--- START OF INFORMATION GIVEN ---
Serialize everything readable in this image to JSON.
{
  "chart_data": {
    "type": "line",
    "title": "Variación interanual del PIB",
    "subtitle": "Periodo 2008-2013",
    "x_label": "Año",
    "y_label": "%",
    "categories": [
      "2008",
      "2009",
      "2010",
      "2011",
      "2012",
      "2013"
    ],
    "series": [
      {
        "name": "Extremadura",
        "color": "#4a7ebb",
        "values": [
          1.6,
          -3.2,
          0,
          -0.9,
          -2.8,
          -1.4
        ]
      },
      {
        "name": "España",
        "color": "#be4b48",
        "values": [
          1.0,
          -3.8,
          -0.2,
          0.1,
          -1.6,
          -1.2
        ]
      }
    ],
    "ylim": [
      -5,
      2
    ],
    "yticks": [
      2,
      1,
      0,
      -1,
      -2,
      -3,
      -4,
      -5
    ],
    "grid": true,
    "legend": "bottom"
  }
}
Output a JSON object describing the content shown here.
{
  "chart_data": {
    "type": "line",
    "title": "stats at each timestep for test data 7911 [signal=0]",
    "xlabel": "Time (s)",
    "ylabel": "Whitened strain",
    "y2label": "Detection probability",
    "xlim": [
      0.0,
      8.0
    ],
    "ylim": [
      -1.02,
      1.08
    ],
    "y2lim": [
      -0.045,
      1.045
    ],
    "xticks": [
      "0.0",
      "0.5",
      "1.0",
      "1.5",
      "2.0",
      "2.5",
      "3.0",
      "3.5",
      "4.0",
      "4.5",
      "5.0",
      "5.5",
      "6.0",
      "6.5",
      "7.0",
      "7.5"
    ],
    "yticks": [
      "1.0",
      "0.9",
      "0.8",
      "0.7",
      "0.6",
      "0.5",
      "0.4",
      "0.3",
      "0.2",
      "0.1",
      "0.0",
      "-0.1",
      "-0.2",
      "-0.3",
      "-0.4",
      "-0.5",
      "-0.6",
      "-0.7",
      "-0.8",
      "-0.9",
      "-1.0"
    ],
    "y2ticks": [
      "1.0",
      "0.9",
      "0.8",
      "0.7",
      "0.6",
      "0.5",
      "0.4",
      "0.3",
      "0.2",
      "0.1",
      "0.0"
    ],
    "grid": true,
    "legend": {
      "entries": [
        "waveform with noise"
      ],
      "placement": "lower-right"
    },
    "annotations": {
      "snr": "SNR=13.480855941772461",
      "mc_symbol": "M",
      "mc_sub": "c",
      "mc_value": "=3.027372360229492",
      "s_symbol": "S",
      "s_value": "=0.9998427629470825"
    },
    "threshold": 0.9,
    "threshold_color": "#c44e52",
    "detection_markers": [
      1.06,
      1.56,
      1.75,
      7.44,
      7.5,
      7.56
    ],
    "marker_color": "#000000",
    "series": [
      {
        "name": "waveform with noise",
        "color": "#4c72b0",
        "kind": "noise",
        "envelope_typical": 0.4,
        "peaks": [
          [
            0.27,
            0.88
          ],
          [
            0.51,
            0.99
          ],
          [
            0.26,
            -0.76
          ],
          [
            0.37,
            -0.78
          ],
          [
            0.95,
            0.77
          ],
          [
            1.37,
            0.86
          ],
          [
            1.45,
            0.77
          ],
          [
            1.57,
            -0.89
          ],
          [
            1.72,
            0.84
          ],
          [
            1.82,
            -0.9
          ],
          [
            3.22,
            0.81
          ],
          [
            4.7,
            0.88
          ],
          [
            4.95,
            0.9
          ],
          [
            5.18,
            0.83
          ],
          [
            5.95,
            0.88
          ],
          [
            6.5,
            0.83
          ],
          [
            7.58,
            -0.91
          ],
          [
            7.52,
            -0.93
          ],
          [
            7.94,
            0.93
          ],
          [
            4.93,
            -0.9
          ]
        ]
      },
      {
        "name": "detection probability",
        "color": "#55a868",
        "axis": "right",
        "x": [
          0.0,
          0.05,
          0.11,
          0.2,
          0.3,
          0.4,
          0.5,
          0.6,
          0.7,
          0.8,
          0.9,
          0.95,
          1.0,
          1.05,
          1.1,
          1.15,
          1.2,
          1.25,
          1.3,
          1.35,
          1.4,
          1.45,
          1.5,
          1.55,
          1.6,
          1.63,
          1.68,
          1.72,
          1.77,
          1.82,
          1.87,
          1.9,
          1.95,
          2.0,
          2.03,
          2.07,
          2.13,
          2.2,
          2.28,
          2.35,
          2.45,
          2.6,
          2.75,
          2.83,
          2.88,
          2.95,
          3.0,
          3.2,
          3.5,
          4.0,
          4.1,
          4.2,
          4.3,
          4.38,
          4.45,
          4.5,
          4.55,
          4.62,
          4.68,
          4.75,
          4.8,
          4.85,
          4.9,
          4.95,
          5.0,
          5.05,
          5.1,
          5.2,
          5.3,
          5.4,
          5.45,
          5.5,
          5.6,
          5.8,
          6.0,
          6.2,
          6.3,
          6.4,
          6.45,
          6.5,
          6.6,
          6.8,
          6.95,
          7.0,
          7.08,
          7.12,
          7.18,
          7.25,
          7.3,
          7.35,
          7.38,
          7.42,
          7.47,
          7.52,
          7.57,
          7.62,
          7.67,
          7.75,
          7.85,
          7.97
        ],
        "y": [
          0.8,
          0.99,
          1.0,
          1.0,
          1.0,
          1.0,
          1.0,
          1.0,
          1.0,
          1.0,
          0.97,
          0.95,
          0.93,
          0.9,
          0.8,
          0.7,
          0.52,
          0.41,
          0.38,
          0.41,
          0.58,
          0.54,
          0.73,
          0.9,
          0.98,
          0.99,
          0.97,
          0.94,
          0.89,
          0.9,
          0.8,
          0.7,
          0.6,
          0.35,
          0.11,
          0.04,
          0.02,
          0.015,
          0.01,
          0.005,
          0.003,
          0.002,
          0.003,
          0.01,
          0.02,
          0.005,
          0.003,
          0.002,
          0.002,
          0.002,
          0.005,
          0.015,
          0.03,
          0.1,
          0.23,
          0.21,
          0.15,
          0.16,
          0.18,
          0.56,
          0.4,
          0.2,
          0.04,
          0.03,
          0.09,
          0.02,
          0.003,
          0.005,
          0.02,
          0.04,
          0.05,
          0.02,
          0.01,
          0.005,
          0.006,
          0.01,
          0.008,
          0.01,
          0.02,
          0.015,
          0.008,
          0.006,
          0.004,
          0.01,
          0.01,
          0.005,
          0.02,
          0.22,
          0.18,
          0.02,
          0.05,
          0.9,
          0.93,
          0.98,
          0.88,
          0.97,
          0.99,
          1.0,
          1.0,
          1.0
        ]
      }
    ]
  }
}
--- END OF INFORMATION GIVEN ---
:: SET TASK ::
Recite the full listing above exactly.

:: THE COMPLETED TASK ::
Serialize everything readable in this image to JSON.
{
  "chart_data": {
    "type": "line",
    "title": "Variación interanual del PIB",
    "subtitle": "Periodo 2008-2013",
    "x_label": "Año",
    "y_label": "%",
    "categories": [
      "2008",
      "2009",
      "2010",
      "2011",
      "2012",
      "2013"
    ],
    "series": [
      {
        "name": "Extremadura",
        "color": "#4a7ebb",
        "values": [
          1.6,
          -3.2,
          0,
          -0.9,
          -2.8,
          -1.4
        ]
      },
      {
        "name": "España",
        "color": "#be4b48",
        "values": [
          1.0,
          -3.8,
          -0.2,
          0.1,
          -1.6,
          -1.2
        ]
      }
    ],
    "ylim": [
      -5,
      2
    ],
    "yticks": [
      2,
      1,
      0,
      -1,
      -2,
      -3,
      -4,
      -5
    ],
    "grid": true,
    "legend": "bottom"
  }
}
Output a JSON object describing the content shown here.
{
  "chart_data": {
    "type": "line",
    "title": "stats at each timestep for test data 7911 [signal=0]",
    "xlabel": "Time (s)",
    "ylabel": "Whitened strain",
    "y2label": "Detection probability",
    "xlim": [
      0.0,
      8.0
    ],
    "ylim": [
      -1.02,
      1.08
    ],
    "y2lim": [
      -0.045,
      1.045
    ],
    "xticks": [
      "0.0",
      "0.5",
      "1.0",
      "1.5",
      "2.0",
      "2.5",
      "3.0",
      "3.5",
      "4.0",
      "4.5",
      "5.0",
      "5.5",
      "6.0",
      "6.5",
      "7.0",
      "7.5"
    ],
    "yticks": [
      "1.0",
      "0.9",
      "0.8",
      "0.7",
      "0.6",
      "0.5",
      "0.4",
      "0.3",
      "0.2",
      "0.1",
      "0.0",
      "-0.1",
      "-0.2",
      "-0.3",
      "-0.4",
      "-0.5",
      "-0.6",
      "-0.7",
      "-0.8",
      "-0.9",
      "-1.0"
    ],
    "y2ticks": [
      "1.0",
      "0.9",
      "0.8",
      "0.7",
      "0.6",
      "0.5",
      "0.4",
      "0.3",
      "0.2",
      "0.1",
      "0.0"
    ],
    "grid": true,
    "legend": {
      "entries": [
        "waveform with noise"
      ],
      "placement": "lower-right"
    },
    "annotations": {
      "snr": "SNR=13.480855941772461",
      "mc_symbol": "M",
      "mc_sub": "c",
      "mc_value": "=3.027372360229492",
      "s_symbol": "S",
      "s_value": "=0.9998427629470825"
    },
    "threshold": 0.9,
    "threshold_color": "#c44e52",
    "detection_markers": [
      1.06,
      1.56,
      1.75,
      7.44,
      7.5,
      7.56
    ],
    "marker_color": "#000000",
    "series": [
      {
        "name": "waveform with noise",
        "color": "#4c72b0",
        "kind": "noise",
        "envelope_typical": 0.4,
        "peaks": [
          [
            0.27,
            0.88
          ],
          [
            0.51,
            0.99
          ],
          [
            0.26,
            -0.76
          ],
          [
            0.37,
            -0.78
          ],
          [
            0.95,
            0.77
          ],
          [
            1.37,
            0.86
          ],
          [
            1.45,
            0.77
          ],
          [
            1.57,
            -0.89
          ],
          [
            1.72,
            0.84
          ],
          [
            1.82,
            -0.9
          ],
          [
            3.22,
            0.81
          ],
          [
            4.7,
            0.88
          ],
          [
            4.95,
            0.9
          ],
          [
            5.18,
            0.83
          ],
          [
            5.95,
            0.88
          ],
          [
            6.5,
            0.83
          ],
          [
            7.58,
            -0.91
          ],
          [
            7.52,
            -0.93
          ],
          [
            7.94,
            0.93
          ],
          [
            4.93,
            -0.9
          ]
        ]
      },
      {
        "name": "detection probability",
        "color": "#55a868",
        "axis": "right",
        "x": [
          0.0,
          0.05,
          0.11,
          0.2,
          0.3,
          0.4,
          0.5,
          0.6,
          0.7,
          0.8,
          0.9,
          0.95,
          1.0,
          1.05,
          1.1,
          1.15,
          1.2,
          1.25,
          1.3,
          1.35,
          1.4,
          1.45,
          1.5,
          1.55,
          1.6,
          1.63,
          1.68,
          1.72,
          1.77,
          1.82,
          1.87,
          1.9,
          1.95,
          2.0,
          2.03,
          2.07,
          2.13,
          2.2,
          2.28,
          2.35,
          2.45,
          2.6,
          2.75,
          2.83,
          2.88,
          2.95,
          3.0,
          3.2,
          3.5,
          4.0,
          4.1,
          4.2,
          4.3,
          4.38,
          4.45,
          4.5,
          4.55,
          4.62,
          4.68,
          4.75,
          4.8,
          4.85,
          4.9,
          4.95,
          5.0,
          5.05,
          5.1,
          5.2,
          5.3,
          5.4,
          5.45,
          5.5,
          5.6,
          5.8,
          6.0,
          6.2,
          6.3,
          6.4,
          6.45,
          6.5,
          6.6,
          6.8,
          6.95,
          7.0,
          7.08,
          7.12,
          7.18,
          7.25,
          7.3,
          7.35,
          7.38,
          7.42,
          7.47,
          7.52,
          7.57,
          7.62,
          7.67,
          7.75,
          7.85,
          7.97
        ],
        "y": [
          0.8,
          0.99,
          1.0,
          1.0,
          1.0,
          1.0,
          1.0,
          1.0,
          1.0,
          1.0,
          0.97,
          0.95,
          0.93,
          0.9,
          0.8,
          0.7,
          0.52,
          0.41,
          0.38,
          0.41,
          0.58,
          0.54,
          0.73,
          0.9,
          0.98,
          0.99,
          0.97,
          0.94,
          0.89,
          0.9,
          0.8,
          0.7,
          0.6,
          0.35,
          0.11,
          0.04,
          0.02,
          0.015,
          0.01,
          0.005,
          0.003,
          0.002,
          0.003,
          0.01,
          0.02,
          0.005,
          0.003,
          0.002,
          0.002,
          0.002,
          0.005,
          0.015,
          0.03,
          0.1,
          0.23,
          0.21,
          0.15,
          0.16,
          0.18,
          0.56,
          0.4,
          0.2,
          0.04,
          0.03,
          0.09,
          0.02,
          0.003,
          0.005,
          0.02,
          0.04,
          0.05,
          0.02,
          0.01,
          0.005,
          0.006,
          0.01,
          0.008,
          0.01,
          0.02,
          0.015,
          0.008,
          0.006,
          0.004,
          0.01,
          0.01,
          0.005,
          0.02,
          0.22,
          0.18,
          0.02,
          0.05,
          0.9,
          0.93,
          0.98,
          0.88,
          0.97,
          0.99,
          1.0,
          1.0,
          1.0
        ]
      }
    ]
  }
}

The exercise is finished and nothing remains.